◆ Aim of the exercise:
Update the lines below by changing every "instrument-marker" to "sensor-marker", and leave everything else as it is.

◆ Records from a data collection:
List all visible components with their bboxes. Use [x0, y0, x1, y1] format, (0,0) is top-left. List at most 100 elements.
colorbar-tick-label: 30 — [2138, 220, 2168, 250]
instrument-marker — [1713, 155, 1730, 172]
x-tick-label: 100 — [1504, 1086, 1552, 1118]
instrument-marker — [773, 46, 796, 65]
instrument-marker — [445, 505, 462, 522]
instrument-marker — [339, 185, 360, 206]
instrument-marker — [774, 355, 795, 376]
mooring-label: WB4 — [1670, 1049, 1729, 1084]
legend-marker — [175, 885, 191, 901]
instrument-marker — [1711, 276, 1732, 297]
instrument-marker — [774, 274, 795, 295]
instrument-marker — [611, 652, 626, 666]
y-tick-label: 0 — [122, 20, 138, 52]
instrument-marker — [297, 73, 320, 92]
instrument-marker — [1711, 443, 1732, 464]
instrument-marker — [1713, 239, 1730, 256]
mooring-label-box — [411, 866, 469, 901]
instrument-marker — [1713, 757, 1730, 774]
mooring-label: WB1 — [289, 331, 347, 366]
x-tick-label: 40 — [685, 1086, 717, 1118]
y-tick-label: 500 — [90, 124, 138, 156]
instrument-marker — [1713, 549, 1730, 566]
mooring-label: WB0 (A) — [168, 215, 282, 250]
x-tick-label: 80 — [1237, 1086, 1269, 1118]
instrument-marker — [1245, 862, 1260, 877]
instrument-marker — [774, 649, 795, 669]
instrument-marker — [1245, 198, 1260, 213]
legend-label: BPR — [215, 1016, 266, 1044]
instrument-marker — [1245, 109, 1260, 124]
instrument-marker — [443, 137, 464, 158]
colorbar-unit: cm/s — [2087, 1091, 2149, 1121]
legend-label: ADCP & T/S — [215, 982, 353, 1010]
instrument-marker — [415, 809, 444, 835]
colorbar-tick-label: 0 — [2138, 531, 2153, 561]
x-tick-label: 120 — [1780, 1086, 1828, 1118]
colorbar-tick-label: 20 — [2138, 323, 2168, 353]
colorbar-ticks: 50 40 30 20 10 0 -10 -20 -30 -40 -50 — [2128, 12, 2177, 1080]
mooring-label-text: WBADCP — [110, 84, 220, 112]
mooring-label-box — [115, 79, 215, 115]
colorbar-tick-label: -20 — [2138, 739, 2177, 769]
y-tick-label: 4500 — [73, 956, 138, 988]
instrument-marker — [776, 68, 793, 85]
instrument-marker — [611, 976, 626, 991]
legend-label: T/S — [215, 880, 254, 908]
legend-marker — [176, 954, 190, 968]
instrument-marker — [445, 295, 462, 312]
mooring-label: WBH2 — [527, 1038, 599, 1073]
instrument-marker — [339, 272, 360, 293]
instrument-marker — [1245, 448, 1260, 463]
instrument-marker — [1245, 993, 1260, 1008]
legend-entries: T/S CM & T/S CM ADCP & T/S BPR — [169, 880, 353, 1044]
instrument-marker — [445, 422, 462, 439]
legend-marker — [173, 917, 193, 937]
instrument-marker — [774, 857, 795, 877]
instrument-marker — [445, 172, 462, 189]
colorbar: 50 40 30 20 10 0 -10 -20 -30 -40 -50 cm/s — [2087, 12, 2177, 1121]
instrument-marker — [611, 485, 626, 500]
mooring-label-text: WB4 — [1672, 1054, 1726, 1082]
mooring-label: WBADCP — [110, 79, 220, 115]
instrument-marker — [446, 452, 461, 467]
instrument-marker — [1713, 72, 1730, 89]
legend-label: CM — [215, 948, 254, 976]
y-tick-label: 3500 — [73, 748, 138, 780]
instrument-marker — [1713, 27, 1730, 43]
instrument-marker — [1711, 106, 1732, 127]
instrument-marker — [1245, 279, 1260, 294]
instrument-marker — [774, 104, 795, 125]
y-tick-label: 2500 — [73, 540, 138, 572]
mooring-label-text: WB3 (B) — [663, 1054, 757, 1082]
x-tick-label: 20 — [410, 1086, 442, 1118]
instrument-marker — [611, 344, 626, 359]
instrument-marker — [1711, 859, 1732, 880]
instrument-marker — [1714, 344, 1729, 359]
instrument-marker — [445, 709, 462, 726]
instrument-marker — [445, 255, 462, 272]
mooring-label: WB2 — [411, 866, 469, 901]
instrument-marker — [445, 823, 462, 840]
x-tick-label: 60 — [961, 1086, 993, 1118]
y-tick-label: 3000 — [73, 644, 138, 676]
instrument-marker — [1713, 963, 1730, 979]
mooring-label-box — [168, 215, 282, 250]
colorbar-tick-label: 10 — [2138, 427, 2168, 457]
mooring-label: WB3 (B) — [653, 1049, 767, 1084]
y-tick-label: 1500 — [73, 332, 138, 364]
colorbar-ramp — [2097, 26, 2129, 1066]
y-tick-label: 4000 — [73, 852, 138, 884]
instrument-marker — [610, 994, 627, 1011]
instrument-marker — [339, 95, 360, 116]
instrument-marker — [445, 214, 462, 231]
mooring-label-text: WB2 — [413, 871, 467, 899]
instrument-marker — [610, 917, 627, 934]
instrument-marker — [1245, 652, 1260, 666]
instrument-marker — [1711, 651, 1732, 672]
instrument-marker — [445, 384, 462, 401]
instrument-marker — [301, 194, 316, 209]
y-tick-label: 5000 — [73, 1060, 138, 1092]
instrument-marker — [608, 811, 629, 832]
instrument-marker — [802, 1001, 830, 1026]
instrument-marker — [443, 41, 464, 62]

◆ Exercise response:
List all visible components with their bboxes. Use [x0, y0, x1, y1] format, (0,0) is top-left. List at most 100 elements.
colorbar-tick-label: 30 — [2138, 220, 2168, 250]
sensor-marker — [1713, 155, 1730, 172]
x-tick-label: 100 — [1504, 1086, 1552, 1118]
sensor-marker — [773, 46, 796, 65]
sensor-marker — [445, 505, 462, 522]
sensor-marker — [339, 185, 360, 206]
sensor-marker — [774, 355, 795, 376]
mooring-label: WB4 — [1670, 1049, 1729, 1084]
legend-marker — [175, 885, 191, 901]
sensor-marker — [1711, 276, 1732, 297]
sensor-marker — [774, 274, 795, 295]
sensor-marker — [611, 652, 626, 666]
y-tick-label: 0 — [122, 20, 138, 52]
sensor-marker — [297, 73, 320, 92]
sensor-marker — [1711, 443, 1732, 464]
sensor-marker — [1713, 239, 1730, 256]
mooring-label-box — [411, 866, 469, 901]
sensor-marker — [1713, 757, 1730, 774]
mooring-label: WB1 — [289, 331, 347, 366]
x-tick-label: 40 — [685, 1086, 717, 1118]
y-tick-label: 500 — [90, 124, 138, 156]
sensor-marker — [1713, 549, 1730, 566]
mooring-label: WB0 (A) — [168, 215, 282, 250]
x-tick-label: 80 — [1237, 1086, 1269, 1118]
sensor-marker — [1245, 862, 1260, 877]
sensor-marker — [774, 649, 795, 669]
sensor-marker — [1245, 198, 1260, 213]
legend-label: BPR — [215, 1016, 266, 1044]
sensor-marker — [1245, 109, 1260, 124]
sensor-marker — [443, 137, 464, 158]
colorbar-unit: cm/s — [2087, 1091, 2149, 1121]
legend-label: ADCP & T/S — [215, 982, 353, 1010]
sensor-marker — [415, 809, 444, 835]
colorbar-tick-label: 0 — [2138, 531, 2153, 561]
x-tick-label: 120 — [1780, 1086, 1828, 1118]
colorbar-tick-label: 20 — [2138, 323, 2168, 353]
colorbar-ticks: 50 40 30 20 10 0 -10 -20 -30 -40 -50 — [2128, 12, 2177, 1080]
mooring-label-text: WBADCP — [110, 84, 220, 112]
mooring-label-box — [115, 79, 215, 115]
colorbar-tick-label: -20 — [2138, 739, 2177, 769]
y-tick-label: 4500 — [73, 956, 138, 988]
sensor-marker — [776, 68, 793, 85]
sensor-marker — [611, 976, 626, 991]
legend-label: T/S — [215, 880, 254, 908]
legend-marker — [176, 954, 190, 968]
sensor-marker — [445, 295, 462, 312]
mooring-label: WBH2 — [527, 1038, 599, 1073]
sensor-marker — [339, 272, 360, 293]
sensor-marker — [1245, 448, 1260, 463]
sensor-marker — [1245, 993, 1260, 1008]
legend-entries: T/S CM & T/S CM ADCP & T/S BPR — [169, 880, 353, 1044]
sensor-marker — [445, 422, 462, 439]
legend-marker — [173, 917, 193, 937]
sensor-marker — [774, 857, 795, 877]
sensor-marker — [445, 172, 462, 189]
colorbar: 50 40 30 20 10 0 -10 -20 -30 -40 -50 cm/s — [2087, 12, 2177, 1121]
sensor-marker — [611, 485, 626, 500]
mooring-label-text: WB4 — [1672, 1054, 1726, 1082]
mooring-label: WBADCP — [110, 79, 220, 115]
sensor-marker — [446, 452, 461, 467]
sensor-marker — [1713, 72, 1730, 89]
legend-label: CM — [215, 948, 254, 976]
y-tick-label: 3500 — [73, 748, 138, 780]
sensor-marker — [1713, 27, 1730, 43]
sensor-marker — [1711, 106, 1732, 127]
sensor-marker — [1245, 279, 1260, 294]
sensor-marker — [774, 104, 795, 125]
y-tick-label: 2500 — [73, 540, 138, 572]
mooring-label-text: WB3 (B) — [663, 1054, 757, 1082]
x-tick-label: 20 — [410, 1086, 442, 1118]
sensor-marker — [611, 344, 626, 359]
sensor-marker — [1711, 859, 1732, 880]
sensor-marker — [1714, 344, 1729, 359]
sensor-marker — [445, 709, 462, 726]
sensor-marker — [445, 255, 462, 272]
mooring-label: WB2 — [411, 866, 469, 901]
sensor-marker — [445, 823, 462, 840]
x-tick-label: 60 — [961, 1086, 993, 1118]
y-tick-label: 3000 — [73, 644, 138, 676]
sensor-marker — [1713, 963, 1730, 979]
mooring-label-box — [168, 215, 282, 250]
colorbar-tick-label: 10 — [2138, 427, 2168, 457]
mooring-label: WB3 (B) — [653, 1049, 767, 1084]
y-tick-label: 1500 — [73, 332, 138, 364]
colorbar-ramp — [2097, 26, 2129, 1066]
y-tick-label: 4000 — [73, 852, 138, 884]
sensor-marker — [610, 994, 627, 1011]
sensor-marker — [339, 95, 360, 116]
sensor-marker — [445, 214, 462, 231]
mooring-label-text: WB2 — [413, 871, 467, 899]
sensor-marker — [610, 917, 627, 934]
sensor-marker — [1245, 652, 1260, 666]
sensor-marker — [1711, 651, 1732, 672]
sensor-marker — [445, 384, 462, 401]
sensor-marker — [301, 194, 316, 209]
y-tick-label: 5000 — [73, 1060, 138, 1092]
sensor-marker — [608, 811, 629, 832]
sensor-marker — [802, 1001, 830, 1026]
sensor-marker — [443, 41, 464, 62]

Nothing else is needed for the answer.